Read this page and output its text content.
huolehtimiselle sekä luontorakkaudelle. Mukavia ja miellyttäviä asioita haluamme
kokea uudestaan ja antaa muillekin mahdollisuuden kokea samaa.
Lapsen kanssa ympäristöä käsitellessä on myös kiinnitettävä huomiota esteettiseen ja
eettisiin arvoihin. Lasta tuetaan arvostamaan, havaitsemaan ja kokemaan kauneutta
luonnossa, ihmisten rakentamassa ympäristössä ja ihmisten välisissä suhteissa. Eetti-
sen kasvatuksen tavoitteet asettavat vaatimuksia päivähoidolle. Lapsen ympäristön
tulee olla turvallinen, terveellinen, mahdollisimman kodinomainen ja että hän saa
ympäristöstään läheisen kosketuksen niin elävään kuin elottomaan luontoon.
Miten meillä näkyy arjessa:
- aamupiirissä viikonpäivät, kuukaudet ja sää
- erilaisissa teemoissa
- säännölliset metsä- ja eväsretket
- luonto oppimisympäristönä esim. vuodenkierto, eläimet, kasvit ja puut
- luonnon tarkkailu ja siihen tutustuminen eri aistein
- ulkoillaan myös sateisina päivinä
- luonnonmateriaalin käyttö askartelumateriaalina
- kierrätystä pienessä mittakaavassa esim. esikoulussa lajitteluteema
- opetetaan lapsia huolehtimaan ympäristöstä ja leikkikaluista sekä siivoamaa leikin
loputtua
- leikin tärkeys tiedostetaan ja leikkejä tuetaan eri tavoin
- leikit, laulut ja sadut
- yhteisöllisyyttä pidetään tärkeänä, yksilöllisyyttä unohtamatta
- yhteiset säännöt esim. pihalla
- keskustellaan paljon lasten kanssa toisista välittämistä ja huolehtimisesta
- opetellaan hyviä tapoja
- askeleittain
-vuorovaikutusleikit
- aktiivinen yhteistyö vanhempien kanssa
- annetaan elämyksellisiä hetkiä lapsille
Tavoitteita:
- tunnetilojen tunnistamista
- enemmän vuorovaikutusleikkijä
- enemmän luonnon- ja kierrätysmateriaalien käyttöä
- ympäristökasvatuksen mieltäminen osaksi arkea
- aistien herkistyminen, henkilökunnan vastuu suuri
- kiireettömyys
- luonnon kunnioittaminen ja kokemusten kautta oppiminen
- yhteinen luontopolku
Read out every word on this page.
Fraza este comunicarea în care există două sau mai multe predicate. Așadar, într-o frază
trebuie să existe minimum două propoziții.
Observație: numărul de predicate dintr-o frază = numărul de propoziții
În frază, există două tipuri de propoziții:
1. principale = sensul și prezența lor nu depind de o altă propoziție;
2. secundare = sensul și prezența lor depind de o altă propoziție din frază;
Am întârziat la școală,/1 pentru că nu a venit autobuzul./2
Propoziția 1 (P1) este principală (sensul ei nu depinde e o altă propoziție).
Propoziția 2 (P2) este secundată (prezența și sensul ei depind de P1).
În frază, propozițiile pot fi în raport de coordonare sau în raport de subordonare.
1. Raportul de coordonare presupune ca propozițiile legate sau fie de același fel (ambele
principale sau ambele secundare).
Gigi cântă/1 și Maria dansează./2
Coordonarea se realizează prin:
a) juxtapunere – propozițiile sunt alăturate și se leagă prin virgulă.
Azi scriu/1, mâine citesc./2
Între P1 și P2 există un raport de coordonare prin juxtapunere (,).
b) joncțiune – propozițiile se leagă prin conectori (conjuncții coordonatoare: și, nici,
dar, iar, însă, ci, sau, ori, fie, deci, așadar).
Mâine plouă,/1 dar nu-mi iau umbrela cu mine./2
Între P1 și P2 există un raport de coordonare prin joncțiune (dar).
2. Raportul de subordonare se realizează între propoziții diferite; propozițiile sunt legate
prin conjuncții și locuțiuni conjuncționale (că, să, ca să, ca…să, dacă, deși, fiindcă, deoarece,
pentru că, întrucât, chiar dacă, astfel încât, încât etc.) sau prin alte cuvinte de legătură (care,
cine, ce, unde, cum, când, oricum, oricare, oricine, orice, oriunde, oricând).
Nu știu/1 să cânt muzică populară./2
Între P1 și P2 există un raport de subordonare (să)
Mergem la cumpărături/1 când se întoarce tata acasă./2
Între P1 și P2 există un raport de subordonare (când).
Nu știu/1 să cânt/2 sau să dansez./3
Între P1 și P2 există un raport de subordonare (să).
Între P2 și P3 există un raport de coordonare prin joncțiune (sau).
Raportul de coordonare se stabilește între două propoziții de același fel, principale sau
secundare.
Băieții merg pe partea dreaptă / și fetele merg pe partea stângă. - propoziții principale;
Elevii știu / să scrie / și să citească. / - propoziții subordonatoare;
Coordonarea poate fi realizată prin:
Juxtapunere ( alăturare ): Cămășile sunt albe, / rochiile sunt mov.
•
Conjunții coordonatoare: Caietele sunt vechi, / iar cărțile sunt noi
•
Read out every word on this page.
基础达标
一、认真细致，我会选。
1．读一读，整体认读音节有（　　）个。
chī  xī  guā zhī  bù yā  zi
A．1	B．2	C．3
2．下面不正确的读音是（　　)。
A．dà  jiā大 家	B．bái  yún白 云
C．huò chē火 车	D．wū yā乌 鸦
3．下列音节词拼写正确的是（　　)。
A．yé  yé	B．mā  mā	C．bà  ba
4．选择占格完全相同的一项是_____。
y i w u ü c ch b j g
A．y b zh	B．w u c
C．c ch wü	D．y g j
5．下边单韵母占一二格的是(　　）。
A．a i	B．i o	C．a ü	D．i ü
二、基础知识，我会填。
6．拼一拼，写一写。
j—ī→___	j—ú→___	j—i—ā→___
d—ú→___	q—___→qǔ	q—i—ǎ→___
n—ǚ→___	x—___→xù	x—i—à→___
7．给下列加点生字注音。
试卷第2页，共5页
────────────────────────────────────────
* _EXERCISE REQUIREMENTS_
Go through the entries above and copy every line containing "legate".

* _THE ANSWER_
1. Raportul de coordonare presupune ca propozițiile legate sau fie de același fel (ambele
2. Raportul de subordonare se realizează între propoziții diferite; propozițiile sunt legate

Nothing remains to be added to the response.